## START Exercise input

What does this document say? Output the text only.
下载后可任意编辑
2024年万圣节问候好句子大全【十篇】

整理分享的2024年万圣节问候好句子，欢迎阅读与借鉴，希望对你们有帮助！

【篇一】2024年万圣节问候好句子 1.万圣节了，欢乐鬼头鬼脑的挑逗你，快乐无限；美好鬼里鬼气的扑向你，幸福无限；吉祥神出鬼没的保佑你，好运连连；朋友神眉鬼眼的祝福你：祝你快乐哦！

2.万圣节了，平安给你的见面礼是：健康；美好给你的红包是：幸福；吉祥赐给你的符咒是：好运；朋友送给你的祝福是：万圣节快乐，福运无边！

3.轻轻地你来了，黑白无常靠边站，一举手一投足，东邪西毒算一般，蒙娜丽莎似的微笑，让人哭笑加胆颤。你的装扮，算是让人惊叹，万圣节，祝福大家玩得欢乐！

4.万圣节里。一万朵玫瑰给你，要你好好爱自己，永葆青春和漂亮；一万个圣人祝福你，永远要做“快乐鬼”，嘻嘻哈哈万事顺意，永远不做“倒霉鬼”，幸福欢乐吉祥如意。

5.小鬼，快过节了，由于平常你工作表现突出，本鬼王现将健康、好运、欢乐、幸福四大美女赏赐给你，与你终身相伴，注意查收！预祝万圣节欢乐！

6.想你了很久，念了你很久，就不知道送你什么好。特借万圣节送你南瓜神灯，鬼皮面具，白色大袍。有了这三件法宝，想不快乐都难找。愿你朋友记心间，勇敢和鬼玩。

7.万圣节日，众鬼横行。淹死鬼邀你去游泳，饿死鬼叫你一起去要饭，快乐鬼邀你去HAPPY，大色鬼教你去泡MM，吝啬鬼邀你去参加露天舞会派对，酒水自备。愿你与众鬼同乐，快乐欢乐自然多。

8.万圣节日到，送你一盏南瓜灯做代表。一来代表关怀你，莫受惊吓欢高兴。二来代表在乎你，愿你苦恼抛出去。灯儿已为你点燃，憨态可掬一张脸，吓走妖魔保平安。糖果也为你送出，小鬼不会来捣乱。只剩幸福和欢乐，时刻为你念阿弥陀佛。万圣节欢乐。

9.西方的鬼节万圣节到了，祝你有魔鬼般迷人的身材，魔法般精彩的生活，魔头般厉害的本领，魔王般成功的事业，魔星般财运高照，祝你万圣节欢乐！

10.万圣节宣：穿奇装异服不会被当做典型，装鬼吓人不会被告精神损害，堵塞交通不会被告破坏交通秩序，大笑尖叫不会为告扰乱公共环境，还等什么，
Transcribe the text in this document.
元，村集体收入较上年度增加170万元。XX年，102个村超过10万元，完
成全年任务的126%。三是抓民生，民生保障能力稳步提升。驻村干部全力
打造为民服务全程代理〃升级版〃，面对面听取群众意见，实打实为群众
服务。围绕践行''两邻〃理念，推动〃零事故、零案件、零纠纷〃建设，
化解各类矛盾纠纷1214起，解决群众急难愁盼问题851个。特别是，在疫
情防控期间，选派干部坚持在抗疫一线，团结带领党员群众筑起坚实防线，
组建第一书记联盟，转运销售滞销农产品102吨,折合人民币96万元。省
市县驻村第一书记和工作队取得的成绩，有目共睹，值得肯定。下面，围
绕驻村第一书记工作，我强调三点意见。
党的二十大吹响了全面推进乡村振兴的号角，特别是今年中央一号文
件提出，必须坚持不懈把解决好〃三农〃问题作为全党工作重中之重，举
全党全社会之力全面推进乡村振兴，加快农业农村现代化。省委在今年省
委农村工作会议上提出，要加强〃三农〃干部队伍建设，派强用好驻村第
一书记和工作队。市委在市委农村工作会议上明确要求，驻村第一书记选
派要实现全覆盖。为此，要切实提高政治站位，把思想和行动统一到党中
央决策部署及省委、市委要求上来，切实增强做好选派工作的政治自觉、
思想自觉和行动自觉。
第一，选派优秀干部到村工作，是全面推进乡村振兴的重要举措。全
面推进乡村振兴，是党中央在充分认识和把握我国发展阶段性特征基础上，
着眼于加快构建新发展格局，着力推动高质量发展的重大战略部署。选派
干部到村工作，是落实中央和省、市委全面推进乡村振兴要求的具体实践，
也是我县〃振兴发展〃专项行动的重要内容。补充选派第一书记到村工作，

## END Exercise input

#### Written exercise:
Copy out the data shown above without altering anything.

#### Response below:
What does this document say? Output the text only.
下载后可任意编辑
2024年万圣节问候好句子大全【十篇】

整理分享的2024年万圣节问候好句子，欢迎阅读与借鉴，希望对你们有帮助！

【篇一】2024年万圣节问候好句子 1.万圣节了，欢乐鬼头鬼脑的挑逗你，快乐无限；美好鬼里鬼气的扑向你，幸福无限；吉祥神出鬼没的保佑你，好运连连；朋友神眉鬼眼的祝福你：祝你快乐哦！

2.万圣节了，平安给你的见面礼是：健康；美好给你的红包是：幸福；吉祥赐给你的符咒是：好运；朋友送给你的祝福是：万圣节快乐，福运无边！

3.轻轻地你来了，黑白无常靠边站，一举手一投足，东邪西毒算一般，蒙娜丽莎似的微笑，让人哭笑加胆颤。你的装扮，算是让人惊叹，万圣节，祝福大家玩得欢乐！

4.万圣节里。一万朵玫瑰给你，要你好好爱自己，永葆青春和漂亮；一万个圣人祝福你，永远要做“快乐鬼”，嘻嘻哈哈万事顺意，永远不做“倒霉鬼”，幸福欢乐吉祥如意。

5.小鬼，快过节了，由于平常你工作表现突出，本鬼王现将健康、好运、欢乐、幸福四大美女赏赐给你，与你终身相伴，注意查收！预祝万圣节欢乐！

6.想你了很久，念了你很久，就不知道送你什么好。特借万圣节送你南瓜神灯，鬼皮面具，白色大袍。有了这三件法宝，想不快乐都难找。愿你朋友记心间，勇敢和鬼玩。

7.万圣节日，众鬼横行。淹死鬼邀你去游泳，饿死鬼叫你一起去要饭，快乐鬼邀你去HAPPY，大色鬼教你去泡MM，吝啬鬼邀你去参加露天舞会派对，酒水自备。愿你与众鬼同乐，快乐欢乐自然多。

8.万圣节日到，送你一盏南瓜灯做代表。一来代表关怀你，莫受惊吓欢高兴。二来代表在乎你，愿你苦恼抛出去。灯儿已为你点燃，憨态可掬一张脸，吓走妖魔保平安。糖果也为你送出，小鬼不会来捣乱。只剩幸福和欢乐，时刻为你念阿弥陀佛。万圣节欢乐。

9.西方的鬼节万圣节到了，祝你有魔鬼般迷人的身材，魔法般精彩的生活，魔头般厉害的本领，魔王般成功的事业，魔星般财运高照，祝你万圣节欢乐！

10.万圣节宣：穿奇装异服不会被当做典型，装鬼吓人不会被告精神损害，堵塞交通不会被告破坏交通秩序，大笑尖叫不会为告扰乱公共环境，还等什么，
Transcribe the text in this document.
元，村集体收入较上年度增加170万元。XX年，102个村超过10万元，完
成全年任务的126%。三是抓民生，民生保障能力稳步提升。驻村干部全力
打造为民服务全程代理〃升级版〃，面对面听取群众意见，实打实为群众
服务。围绕践行''两邻〃理念，推动〃零事故、零案件、零纠纷〃建设，
化解各类矛盾纠纷1214起，解决群众急难愁盼问题851个。特别是，在疫
情防控期间，选派干部坚持在抗疫一线，团结带领党员群众筑起坚实防线，
组建第一书记联盟，转运销售滞销农产品102吨,折合人民币96万元。省
市县驻村第一书记和工作队取得的成绩，有目共睹，值得肯定。下面，围
绕驻村第一书记工作，我强调三点意见。
党的二十大吹响了全面推进乡村振兴的号角，特别是今年中央一号文
件提出，必须坚持不懈把解决好〃三农〃问题作为全党工作重中之重，举
全党全社会之力全面推进乡村振兴，加快农业农村现代化。省委在今年省
委农村工作会议上提出，要加强〃三农〃干部队伍建设，派强用好驻村第
一书记和工作队。市委在市委农村工作会议上明确要求，驻村第一书记选
派要实现全覆盖。为此，要切实提高政治站位，把思想和行动统一到党中
央决策部署及省委、市委要求上来，切实增强做好选派工作的政治自觉、
思想自觉和行动自觉。
第一，选派优秀干部到村工作，是全面推进乡村振兴的重要举措。全
面推进乡村振兴，是党中央在充分认识和把握我国发展阶段性特征基础上，
着眼于加快构建新发展格局，着力推动高质量发展的重大战略部署。选派
干部到村工作，是落实中央和省、市委全面推进乡村振兴要求的具体实践，
也是我县〃振兴发展〃专项行动的重要内容。补充选派第一书记到村工作，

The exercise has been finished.